--- WHAT YOU SHOULD DO ---
Tally up the lines where the string "ΜΑΡΟΥΣΙ" appears; reply with the number only.

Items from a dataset
|---|
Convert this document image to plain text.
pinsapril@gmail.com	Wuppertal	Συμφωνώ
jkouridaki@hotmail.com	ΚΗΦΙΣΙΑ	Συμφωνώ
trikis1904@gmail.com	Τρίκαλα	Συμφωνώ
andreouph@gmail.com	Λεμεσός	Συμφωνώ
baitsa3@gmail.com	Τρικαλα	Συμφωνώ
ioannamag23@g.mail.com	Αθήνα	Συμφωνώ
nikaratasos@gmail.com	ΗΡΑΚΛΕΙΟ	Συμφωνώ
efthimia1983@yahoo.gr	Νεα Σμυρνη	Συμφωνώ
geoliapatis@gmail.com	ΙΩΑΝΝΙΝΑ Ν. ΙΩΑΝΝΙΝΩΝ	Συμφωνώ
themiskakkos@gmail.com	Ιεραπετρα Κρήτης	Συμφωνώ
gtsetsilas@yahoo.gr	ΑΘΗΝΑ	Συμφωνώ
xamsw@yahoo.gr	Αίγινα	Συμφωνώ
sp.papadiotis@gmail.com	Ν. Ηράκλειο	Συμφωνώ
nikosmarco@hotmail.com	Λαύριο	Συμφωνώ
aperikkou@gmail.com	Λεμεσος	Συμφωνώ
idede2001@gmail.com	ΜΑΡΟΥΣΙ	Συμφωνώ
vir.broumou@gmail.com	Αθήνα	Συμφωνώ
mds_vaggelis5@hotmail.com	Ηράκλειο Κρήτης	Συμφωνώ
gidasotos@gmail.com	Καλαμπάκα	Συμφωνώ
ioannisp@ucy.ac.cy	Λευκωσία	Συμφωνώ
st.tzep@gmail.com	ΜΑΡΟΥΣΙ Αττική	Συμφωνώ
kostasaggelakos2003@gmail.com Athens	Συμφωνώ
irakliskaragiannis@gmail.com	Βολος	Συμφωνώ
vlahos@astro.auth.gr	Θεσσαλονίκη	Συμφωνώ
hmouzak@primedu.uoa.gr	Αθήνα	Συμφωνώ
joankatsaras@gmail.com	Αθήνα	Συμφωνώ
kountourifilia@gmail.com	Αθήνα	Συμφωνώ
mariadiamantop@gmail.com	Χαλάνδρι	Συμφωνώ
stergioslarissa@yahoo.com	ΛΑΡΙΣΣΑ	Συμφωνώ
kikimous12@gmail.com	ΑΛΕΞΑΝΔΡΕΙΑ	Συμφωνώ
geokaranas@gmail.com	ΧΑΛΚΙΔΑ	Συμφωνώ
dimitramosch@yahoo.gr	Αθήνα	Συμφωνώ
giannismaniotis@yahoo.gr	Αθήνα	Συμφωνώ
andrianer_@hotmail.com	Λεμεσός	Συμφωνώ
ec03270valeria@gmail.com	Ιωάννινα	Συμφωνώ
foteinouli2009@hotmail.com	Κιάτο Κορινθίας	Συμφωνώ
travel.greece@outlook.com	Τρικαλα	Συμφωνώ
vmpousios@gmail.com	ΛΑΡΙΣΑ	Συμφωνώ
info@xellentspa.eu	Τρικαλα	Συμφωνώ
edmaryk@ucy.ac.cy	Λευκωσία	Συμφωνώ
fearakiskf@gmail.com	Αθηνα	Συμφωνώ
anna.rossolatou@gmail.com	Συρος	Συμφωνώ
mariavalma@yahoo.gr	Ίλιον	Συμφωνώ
|---|
--- TASK RESPONSE ---
2